* [THE RECORDS]
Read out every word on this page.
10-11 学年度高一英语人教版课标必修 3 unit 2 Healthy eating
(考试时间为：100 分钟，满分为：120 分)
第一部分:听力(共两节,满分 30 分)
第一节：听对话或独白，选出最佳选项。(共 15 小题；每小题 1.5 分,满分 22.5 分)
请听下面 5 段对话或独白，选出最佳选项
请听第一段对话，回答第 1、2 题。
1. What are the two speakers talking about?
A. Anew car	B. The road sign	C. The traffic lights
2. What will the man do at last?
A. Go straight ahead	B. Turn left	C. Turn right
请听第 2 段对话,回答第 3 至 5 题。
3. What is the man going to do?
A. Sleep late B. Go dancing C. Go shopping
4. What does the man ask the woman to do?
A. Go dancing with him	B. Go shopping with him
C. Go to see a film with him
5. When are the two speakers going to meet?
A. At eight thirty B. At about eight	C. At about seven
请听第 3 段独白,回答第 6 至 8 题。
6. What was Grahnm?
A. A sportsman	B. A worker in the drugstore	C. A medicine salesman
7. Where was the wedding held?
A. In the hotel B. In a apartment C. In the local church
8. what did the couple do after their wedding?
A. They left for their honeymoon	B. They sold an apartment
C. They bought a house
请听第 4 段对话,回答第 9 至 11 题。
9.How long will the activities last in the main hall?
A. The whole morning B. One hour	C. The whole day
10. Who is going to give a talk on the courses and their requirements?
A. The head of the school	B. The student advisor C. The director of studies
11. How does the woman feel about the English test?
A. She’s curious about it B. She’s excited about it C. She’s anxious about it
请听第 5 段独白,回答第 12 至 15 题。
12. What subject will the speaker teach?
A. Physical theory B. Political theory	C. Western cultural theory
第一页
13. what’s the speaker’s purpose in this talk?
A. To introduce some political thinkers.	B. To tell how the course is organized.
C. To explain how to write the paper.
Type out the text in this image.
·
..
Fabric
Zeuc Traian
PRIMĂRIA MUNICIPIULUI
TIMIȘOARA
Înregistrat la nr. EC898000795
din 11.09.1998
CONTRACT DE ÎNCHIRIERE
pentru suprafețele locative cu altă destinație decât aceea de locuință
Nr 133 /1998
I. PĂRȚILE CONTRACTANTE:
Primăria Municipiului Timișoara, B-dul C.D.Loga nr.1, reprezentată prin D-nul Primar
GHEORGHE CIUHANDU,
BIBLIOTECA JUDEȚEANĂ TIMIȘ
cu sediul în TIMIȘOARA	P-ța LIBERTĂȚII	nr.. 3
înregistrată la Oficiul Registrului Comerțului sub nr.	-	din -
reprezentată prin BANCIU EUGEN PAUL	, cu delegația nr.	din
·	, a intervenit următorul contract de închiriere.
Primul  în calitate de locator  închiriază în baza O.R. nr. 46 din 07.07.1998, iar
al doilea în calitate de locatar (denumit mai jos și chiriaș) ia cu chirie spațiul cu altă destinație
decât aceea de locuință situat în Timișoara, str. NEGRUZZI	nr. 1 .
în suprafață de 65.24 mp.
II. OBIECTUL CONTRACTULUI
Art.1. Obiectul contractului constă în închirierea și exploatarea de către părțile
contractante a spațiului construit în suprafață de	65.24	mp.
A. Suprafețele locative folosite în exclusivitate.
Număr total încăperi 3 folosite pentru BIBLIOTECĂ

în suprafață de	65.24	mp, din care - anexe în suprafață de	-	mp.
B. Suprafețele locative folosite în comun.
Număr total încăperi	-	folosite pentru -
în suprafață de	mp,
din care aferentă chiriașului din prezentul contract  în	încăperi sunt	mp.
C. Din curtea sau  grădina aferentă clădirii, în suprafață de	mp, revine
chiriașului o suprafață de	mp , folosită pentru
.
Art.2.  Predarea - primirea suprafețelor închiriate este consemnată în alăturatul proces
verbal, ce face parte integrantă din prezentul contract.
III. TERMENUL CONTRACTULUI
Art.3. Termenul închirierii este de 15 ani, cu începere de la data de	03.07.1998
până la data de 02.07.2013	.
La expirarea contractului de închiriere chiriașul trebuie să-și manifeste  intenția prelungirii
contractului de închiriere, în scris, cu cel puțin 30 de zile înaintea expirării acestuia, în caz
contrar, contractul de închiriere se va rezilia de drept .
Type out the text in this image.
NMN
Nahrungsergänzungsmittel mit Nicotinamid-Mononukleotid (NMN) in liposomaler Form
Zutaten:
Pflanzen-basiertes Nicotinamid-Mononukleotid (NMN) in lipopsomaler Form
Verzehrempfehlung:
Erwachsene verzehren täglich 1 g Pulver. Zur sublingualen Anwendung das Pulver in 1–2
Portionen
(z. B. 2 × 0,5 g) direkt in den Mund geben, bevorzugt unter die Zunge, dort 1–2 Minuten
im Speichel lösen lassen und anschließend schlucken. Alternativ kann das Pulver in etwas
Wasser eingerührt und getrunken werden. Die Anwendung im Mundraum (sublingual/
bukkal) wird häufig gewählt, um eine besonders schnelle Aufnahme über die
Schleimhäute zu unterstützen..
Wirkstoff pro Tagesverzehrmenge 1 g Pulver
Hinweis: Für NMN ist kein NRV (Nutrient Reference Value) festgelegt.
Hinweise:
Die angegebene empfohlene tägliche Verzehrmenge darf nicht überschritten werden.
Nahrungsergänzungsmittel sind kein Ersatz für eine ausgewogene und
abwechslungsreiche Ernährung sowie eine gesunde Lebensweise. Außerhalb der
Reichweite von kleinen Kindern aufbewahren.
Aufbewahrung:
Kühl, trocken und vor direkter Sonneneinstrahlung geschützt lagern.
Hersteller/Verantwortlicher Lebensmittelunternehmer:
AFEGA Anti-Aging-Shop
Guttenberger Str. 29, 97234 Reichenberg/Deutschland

* [INSTRUCTIONS TO FOLLOW] Reproduce the material precisely, including every line.

* [WRITTEN ANSWER]
Read out every word on this page.
10-11 学年度高一英语人教版课标必修 3 unit 2 Healthy eating
(考试时间为：100 分钟，满分为：120 分)
第一部分:听力(共两节,满分 30 分)
第一节：听对话或独白，选出最佳选项。(共 15 小题；每小题 1.5 分,满分 22.5 分)
请听下面 5 段对话或独白，选出最佳选项
请听第一段对话，回答第 1、2 题。
1. What are the two speakers talking about?
A. Anew car	B. The road sign	C. The traffic lights
2. What will the man do at last?
A. Go straight ahead	B. Turn left	C. Turn right
请听第 2 段对话,回答第 3 至 5 题。
3. What is the man going to do?
A. Sleep late B. Go dancing C. Go shopping
4. What does the man ask the woman to do?
A. Go dancing with him	B. Go shopping with him
C. Go to see a film with him
5. When are the two speakers going to meet?
A. At eight thirty B. At about eight	C. At about seven
请听第 3 段独白,回答第 6 至 8 题。
6. What was Grahnm?
A. A sportsman	B. A worker in the drugstore	C. A medicine salesman
7. Where was the wedding held?
A. In the hotel B. In a apartment C. In the local church
8. what did the couple do after their wedding?
A. They left for their honeymoon	B. They sold an apartment
C. They bought a house
请听第 4 段对话,回答第 9 至 11 题。
9.How long will the activities last in the main hall?
A. The whole morning B. One hour	C. The whole day
10. Who is going to give a talk on the courses and their requirements?
A. The head of the school	B. The student advisor C. The director of studies
11. How does the woman feel about the English test?
A. She’s curious about it B. She’s excited about it C. She’s anxious about it
请听第 5 段独白,回答第 12 至 15 题。
12. What subject will the speaker teach?
A. Physical theory B. Political theory	C. Western cultural theory
第一页
13. what’s the speaker’s purpose in this talk?
A. To introduce some political thinkers.	B. To tell how the course is organized.
C. To explain how to write the paper.
Type out the text in this image.
·
..
Fabric
Zeuc Traian
PRIMĂRIA MUNICIPIULUI
TIMIȘOARA
Înregistrat la nr. EC898000795
din 11.09.1998
CONTRACT DE ÎNCHIRIERE
pentru suprafețele locative cu altă destinație decât aceea de locuință
Nr 133 /1998
I. PĂRȚILE CONTRACTANTE:
Primăria Municipiului Timișoara, B-dul C.D.Loga nr.1, reprezentată prin D-nul Primar
GHEORGHE CIUHANDU,
BIBLIOTECA JUDEȚEANĂ TIMIȘ
cu sediul în TIMIȘOARA	P-ța LIBERTĂȚII	nr.. 3
înregistrată la Oficiul Registrului Comerțului sub nr.	-	din -
reprezentată prin BANCIU EUGEN PAUL	, cu delegația nr.	din
·	, a intervenit următorul contract de închiriere.
Primul  în calitate de locator  închiriază în baza O.R. nr. 46 din 07.07.1998, iar
al doilea în calitate de locatar (denumit mai jos și chiriaș) ia cu chirie spațiul cu altă destinație
decât aceea de locuință situat în Timișoara, str. NEGRUZZI	nr. 1 .
în suprafață de 65.24 mp.
II. OBIECTUL CONTRACTULUI
Art.1. Obiectul contractului constă în închirierea și exploatarea de către părțile
contractante a spațiului construit în suprafață de	65.24	mp.
A. Suprafețele locative folosite în exclusivitate.
Număr total încăperi 3 folosite pentru BIBLIOTECĂ

în suprafață de	65.24	mp, din care - anexe în suprafață de	-	mp.
B. Suprafețele locative folosite în comun.
Număr total încăperi	-	folosite pentru -
în suprafață de	mp,
din care aferentă chiriașului din prezentul contract  în	încăperi sunt	mp.
C. Din curtea sau  grădina aferentă clădirii, în suprafață de	mp, revine
chiriașului o suprafață de	mp , folosită pentru
.
Art.2.  Predarea - primirea suprafețelor închiriate este consemnată în alăturatul proces
verbal, ce face parte integrantă din prezentul contract.
III. TERMENUL CONTRACTULUI
Art.3. Termenul închirierii este de 15 ani, cu începere de la data de	03.07.1998
până la data de 02.07.2013	.
La expirarea contractului de închiriere chiriașul trebuie să-și manifeste  intenția prelungirii
contractului de închiriere, în scris, cu cel puțin 30 de zile înaintea expirării acestuia, în caz
contrar, contractul de închiriere se va rezilia de drept .
Type out the text in this image.
NMN
Nahrungsergänzungsmittel mit Nicotinamid-Mononukleotid (NMN) in liposomaler Form
Zutaten:
Pflanzen-basiertes Nicotinamid-Mononukleotid (NMN) in lipopsomaler Form
Verzehrempfehlung:
Erwachsene verzehren täglich 1 g Pulver. Zur sublingualen Anwendung das Pulver in 1–2
Portionen
(z. B. 2 × 0,5 g) direkt in den Mund geben, bevorzugt unter die Zunge, dort 1–2 Minuten
im Speichel lösen lassen und anschließend schlucken. Alternativ kann das Pulver in etwas
Wasser eingerührt und getrunken werden. Die Anwendung im Mundraum (sublingual/
bukkal) wird häufig gewählt, um eine besonders schnelle Aufnahme über die
Schleimhäute zu unterstützen..
Wirkstoff pro Tagesverzehrmenge 1 g Pulver
Hinweis: Für NMN ist kein NRV (Nutrient Reference Value) festgelegt.
Hinweise:
Die angegebene empfohlene tägliche Verzehrmenge darf nicht überschritten werden.
Nahrungsergänzungsmittel sind kein Ersatz für eine ausgewogene und
abwechslungsreiche Ernährung sowie eine gesunde Lebensweise. Außerhalb der
Reichweite von kleinen Kindern aufbewahren.
Aufbewahrung:
Kühl, trocken und vor direkter Sonneneinstrahlung geschützt lagern.
Hersteller/Verantwortlicher Lebensmittelunternehmer:
AFEGA Anti-Aging-Shop
Guttenberger Str. 29, 97234 Reichenberg/Deutschland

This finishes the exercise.